⟨

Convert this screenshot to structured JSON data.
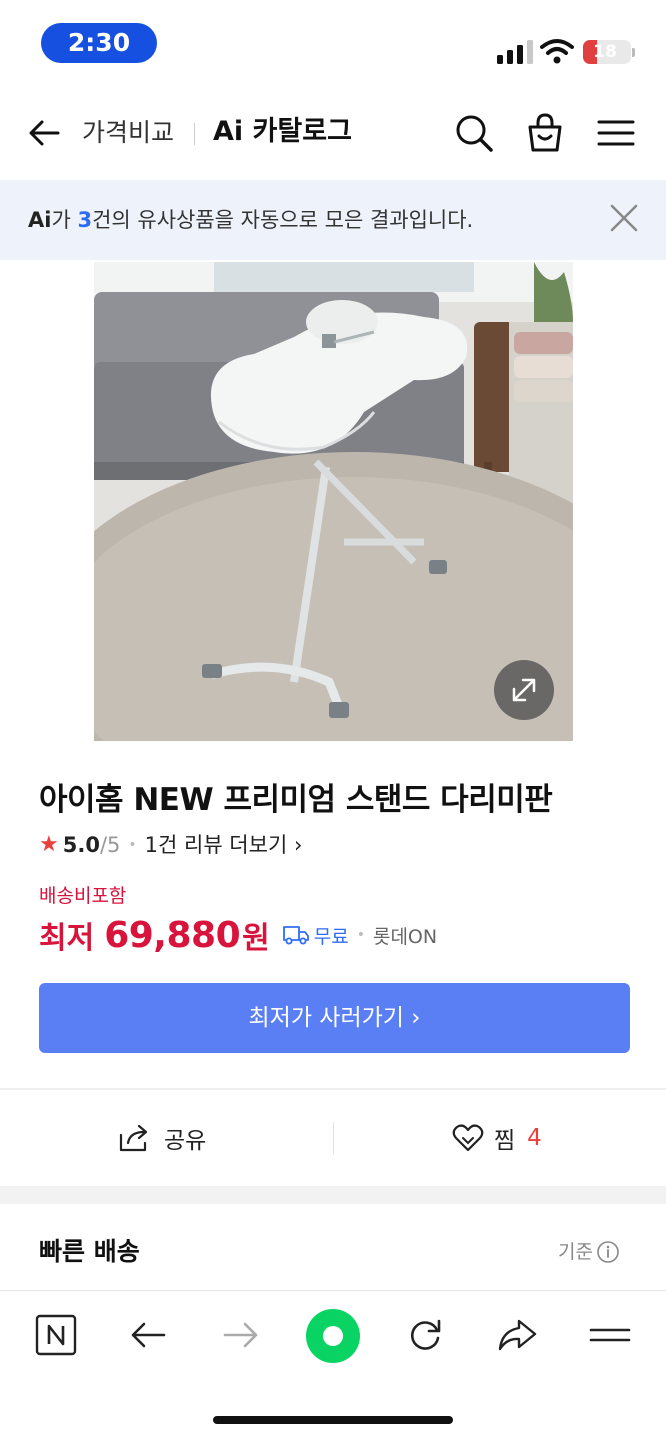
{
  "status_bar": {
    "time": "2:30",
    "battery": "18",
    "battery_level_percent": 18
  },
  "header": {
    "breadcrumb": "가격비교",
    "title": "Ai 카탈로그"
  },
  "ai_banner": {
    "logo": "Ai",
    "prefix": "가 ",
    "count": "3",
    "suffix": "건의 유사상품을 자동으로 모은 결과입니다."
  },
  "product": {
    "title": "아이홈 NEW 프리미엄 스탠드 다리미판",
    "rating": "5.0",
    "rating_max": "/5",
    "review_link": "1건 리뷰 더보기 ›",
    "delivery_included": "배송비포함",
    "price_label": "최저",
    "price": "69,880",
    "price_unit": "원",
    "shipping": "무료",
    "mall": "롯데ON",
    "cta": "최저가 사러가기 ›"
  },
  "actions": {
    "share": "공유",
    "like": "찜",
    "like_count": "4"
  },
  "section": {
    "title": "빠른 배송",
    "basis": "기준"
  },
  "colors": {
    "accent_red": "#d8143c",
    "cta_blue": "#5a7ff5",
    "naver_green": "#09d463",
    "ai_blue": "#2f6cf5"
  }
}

⟩

Will you restate every entry word for word and omit the images?

> Expected output:
Convert this screenshot to structured JSON data.
{
  "status_bar": {
    "time": "2:30",
    "battery": "18",
    "battery_level_percent": 18
  },
  "header": {
    "breadcrumb": "가격비교",
    "title": "Ai 카탈로그"
  },
  "ai_banner": {
    "logo": "Ai",
    "prefix": "가 ",
    "count": "3",
    "suffix": "건의 유사상품을 자동으로 모은 결과입니다."
  },
  "product": {
    "title": "아이홈 NEW 프리미엄 스탠드 다리미판",
    "rating": "5.0",
    "rating_max": "/5",
    "review_link": "1건 리뷰 더보기 ›",
    "delivery_included": "배송비포함",
    "price_label": "최저",
    "price": "69,880",
    "price_unit": "원",
    "shipping": "무료",
    "mall": "롯데ON",
    "cta": "최저가 사러가기 ›"
  },
  "actions": {
    "share": "공유",
    "like": "찜",
    "like_count": "4"
  },
  "section": {
    "title": "빠른 배송",
    "basis": "기준"
  },
  "colors": {
    "accent_red": "#d8143c",
    "cta_blue": "#5a7ff5",
    "naver_green": "#09d463",
    "ai_blue": "#2f6cf5"
  }
}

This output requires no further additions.